• _The request_
Each line containing the word "Output" must be reported.

• _Dataset records_

------------------------

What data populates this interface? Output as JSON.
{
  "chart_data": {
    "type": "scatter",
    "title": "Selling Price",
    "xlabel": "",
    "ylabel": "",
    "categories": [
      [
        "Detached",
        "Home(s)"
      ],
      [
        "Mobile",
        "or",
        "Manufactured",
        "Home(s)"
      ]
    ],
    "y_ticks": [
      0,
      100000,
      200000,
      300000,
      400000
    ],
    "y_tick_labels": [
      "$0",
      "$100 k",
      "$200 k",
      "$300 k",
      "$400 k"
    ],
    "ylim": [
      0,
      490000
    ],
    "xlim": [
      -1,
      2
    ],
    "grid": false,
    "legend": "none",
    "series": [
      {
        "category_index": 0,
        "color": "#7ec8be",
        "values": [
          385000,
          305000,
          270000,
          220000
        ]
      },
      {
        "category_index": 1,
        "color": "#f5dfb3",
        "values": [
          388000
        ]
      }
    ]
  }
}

------------------------

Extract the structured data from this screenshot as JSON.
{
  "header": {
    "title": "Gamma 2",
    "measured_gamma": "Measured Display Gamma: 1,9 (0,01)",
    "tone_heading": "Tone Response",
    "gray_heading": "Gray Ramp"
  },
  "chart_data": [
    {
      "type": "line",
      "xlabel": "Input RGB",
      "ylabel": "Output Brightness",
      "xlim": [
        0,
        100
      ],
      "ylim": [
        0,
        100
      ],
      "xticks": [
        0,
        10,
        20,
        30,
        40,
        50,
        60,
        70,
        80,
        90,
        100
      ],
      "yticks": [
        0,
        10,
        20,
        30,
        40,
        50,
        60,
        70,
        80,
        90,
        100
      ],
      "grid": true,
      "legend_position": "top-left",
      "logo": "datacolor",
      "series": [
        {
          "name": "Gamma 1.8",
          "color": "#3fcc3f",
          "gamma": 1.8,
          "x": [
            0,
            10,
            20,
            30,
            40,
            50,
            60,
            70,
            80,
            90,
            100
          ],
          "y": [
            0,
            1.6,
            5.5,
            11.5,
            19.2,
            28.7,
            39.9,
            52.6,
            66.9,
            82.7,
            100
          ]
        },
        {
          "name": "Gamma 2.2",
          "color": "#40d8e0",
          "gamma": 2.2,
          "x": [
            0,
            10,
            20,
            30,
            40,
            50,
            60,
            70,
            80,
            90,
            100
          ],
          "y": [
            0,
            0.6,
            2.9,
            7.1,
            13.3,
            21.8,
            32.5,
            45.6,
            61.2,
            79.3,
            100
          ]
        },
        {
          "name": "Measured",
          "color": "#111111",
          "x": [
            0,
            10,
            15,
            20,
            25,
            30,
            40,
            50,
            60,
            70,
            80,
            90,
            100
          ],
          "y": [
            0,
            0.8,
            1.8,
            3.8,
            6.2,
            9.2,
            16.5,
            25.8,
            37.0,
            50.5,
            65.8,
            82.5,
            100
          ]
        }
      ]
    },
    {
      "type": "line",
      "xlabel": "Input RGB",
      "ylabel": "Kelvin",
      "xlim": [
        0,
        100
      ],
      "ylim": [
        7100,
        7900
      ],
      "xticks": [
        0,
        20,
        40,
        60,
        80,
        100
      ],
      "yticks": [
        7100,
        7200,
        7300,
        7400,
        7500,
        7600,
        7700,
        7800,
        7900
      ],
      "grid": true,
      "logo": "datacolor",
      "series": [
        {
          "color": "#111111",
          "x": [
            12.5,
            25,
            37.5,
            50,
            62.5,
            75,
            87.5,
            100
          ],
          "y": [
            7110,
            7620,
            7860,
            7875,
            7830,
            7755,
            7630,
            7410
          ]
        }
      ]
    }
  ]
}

------------------------

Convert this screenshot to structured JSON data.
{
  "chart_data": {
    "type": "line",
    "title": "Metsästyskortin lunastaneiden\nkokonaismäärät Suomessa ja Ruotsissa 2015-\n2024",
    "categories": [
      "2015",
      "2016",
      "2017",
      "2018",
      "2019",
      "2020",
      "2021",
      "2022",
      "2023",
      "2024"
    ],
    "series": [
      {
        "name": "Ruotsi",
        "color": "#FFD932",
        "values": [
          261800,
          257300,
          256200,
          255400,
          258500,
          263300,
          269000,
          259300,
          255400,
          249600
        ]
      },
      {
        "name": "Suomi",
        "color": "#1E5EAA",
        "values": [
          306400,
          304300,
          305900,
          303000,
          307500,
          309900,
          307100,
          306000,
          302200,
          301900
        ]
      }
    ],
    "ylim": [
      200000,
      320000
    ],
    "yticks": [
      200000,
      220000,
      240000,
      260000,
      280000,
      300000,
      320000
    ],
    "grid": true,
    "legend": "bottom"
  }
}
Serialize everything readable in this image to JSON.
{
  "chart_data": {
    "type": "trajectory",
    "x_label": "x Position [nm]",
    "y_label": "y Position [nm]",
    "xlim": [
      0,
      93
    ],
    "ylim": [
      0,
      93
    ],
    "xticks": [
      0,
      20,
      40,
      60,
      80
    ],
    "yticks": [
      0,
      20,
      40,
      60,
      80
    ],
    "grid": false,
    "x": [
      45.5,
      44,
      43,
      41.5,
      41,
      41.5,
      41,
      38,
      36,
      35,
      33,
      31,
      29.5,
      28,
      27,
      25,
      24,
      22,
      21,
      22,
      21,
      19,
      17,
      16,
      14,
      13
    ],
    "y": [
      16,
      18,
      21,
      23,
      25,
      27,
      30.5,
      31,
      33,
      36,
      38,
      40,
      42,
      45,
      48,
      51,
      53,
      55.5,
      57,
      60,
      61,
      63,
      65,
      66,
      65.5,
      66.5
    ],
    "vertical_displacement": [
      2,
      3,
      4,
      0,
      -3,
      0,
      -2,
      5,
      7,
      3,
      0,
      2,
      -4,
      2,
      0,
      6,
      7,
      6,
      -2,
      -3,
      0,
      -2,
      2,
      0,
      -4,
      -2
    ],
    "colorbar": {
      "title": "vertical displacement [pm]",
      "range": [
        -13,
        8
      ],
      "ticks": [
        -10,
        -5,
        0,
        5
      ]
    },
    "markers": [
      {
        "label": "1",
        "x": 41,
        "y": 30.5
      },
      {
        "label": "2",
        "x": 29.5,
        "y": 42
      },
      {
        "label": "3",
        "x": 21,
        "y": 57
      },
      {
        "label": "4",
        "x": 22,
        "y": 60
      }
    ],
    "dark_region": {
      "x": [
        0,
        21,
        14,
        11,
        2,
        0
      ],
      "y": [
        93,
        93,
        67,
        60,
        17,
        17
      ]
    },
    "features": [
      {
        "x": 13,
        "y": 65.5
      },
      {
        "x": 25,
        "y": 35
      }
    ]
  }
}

------------------------

• _Reply_
What data populates this interface? Output as JSON.
      "ylabel": "Output Brightness",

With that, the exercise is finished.